_TASK DETAILS_. Copy all lines of the listing that include the string "Mafia".

* Start MATERIAL FOR THIS EXERCISE *

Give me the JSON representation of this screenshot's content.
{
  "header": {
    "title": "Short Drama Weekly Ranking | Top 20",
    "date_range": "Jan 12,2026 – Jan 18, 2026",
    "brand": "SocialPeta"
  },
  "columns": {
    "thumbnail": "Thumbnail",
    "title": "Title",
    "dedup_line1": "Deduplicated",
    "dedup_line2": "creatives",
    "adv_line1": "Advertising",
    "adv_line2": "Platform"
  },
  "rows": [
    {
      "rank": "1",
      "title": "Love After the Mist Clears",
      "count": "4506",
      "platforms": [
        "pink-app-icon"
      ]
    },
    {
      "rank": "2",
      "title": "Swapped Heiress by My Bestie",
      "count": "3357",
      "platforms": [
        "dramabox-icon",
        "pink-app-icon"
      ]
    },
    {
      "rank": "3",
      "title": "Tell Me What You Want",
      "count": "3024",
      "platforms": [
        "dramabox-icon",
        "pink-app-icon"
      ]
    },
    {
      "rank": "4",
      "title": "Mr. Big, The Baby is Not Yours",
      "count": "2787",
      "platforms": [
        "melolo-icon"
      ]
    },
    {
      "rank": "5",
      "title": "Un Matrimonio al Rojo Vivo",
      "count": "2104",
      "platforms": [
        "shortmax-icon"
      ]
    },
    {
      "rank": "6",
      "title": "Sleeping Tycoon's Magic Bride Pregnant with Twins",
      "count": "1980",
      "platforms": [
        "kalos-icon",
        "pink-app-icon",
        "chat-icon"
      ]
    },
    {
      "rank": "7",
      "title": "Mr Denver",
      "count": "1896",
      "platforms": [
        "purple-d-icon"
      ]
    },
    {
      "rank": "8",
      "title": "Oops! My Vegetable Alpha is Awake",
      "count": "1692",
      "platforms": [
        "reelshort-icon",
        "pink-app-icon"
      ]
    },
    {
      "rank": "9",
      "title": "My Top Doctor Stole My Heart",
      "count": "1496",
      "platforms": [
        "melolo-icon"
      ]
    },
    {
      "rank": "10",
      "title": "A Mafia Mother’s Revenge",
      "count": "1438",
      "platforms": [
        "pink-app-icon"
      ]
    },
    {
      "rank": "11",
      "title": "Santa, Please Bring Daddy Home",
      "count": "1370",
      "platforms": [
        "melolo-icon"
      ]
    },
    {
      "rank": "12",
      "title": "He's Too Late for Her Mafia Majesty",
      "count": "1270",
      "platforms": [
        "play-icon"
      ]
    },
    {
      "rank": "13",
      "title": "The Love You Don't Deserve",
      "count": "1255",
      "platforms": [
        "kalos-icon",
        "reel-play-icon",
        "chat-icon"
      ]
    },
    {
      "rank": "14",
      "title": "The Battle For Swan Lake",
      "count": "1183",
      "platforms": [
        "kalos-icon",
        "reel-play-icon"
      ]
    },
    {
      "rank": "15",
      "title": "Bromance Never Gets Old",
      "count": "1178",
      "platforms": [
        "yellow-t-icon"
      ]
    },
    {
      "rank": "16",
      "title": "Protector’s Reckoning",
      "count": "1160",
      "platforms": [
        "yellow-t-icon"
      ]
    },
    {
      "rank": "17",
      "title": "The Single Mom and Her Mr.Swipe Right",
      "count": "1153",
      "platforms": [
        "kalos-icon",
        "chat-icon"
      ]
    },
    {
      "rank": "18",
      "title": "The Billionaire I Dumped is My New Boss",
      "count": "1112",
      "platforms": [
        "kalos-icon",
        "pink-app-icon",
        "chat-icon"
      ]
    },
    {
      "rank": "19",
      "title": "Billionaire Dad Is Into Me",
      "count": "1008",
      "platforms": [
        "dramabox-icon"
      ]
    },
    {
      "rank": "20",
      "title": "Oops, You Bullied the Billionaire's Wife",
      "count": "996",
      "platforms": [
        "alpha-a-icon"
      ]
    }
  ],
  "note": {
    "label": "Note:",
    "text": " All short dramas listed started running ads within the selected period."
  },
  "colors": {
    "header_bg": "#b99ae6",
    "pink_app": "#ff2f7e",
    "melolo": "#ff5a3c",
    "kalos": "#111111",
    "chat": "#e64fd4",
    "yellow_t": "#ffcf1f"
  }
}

* End MATERIAL FOR THIS EXERCISE *

_RESPONSE_.
      "title": "A Mafia Mother’s Revenge",
      "title": "He's Too Late for Her Mafia Majesty",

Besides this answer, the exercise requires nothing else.